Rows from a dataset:

════════════════════

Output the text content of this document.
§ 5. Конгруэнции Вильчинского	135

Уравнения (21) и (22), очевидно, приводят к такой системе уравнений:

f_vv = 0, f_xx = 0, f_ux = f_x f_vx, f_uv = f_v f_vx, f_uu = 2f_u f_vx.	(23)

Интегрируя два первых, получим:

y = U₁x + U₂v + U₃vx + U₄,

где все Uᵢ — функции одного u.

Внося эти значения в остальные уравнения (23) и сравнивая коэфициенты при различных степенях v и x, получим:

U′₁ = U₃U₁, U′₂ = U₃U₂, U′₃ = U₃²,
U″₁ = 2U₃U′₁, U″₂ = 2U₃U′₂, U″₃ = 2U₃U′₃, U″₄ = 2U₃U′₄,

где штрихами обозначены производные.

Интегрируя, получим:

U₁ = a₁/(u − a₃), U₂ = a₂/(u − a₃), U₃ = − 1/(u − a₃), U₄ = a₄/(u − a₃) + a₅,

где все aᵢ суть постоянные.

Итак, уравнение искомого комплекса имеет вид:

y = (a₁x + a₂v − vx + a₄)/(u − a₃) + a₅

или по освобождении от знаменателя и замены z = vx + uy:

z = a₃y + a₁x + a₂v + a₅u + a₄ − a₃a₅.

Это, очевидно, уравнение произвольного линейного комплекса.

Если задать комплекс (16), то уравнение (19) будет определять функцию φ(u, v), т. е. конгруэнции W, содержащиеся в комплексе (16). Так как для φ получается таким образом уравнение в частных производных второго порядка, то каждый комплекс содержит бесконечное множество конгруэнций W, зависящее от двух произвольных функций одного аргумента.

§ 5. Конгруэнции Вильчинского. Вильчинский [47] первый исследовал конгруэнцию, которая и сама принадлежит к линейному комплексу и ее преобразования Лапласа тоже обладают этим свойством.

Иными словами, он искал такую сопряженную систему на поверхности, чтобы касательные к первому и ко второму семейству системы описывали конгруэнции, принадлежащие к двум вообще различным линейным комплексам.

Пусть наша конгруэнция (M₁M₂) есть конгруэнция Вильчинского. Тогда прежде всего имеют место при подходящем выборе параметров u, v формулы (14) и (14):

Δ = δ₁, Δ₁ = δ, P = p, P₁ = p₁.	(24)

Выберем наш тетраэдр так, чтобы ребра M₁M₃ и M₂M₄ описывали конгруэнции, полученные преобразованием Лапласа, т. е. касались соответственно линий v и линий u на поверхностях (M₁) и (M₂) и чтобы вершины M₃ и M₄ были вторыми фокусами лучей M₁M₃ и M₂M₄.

════════════════════

WHAT NEEDS TO BE DONE> List the lines of the records where "Интегрируя" occurs.

REPLY TO THE TASK>
Интегрируя два первых, получим:
Интегрируя, получим:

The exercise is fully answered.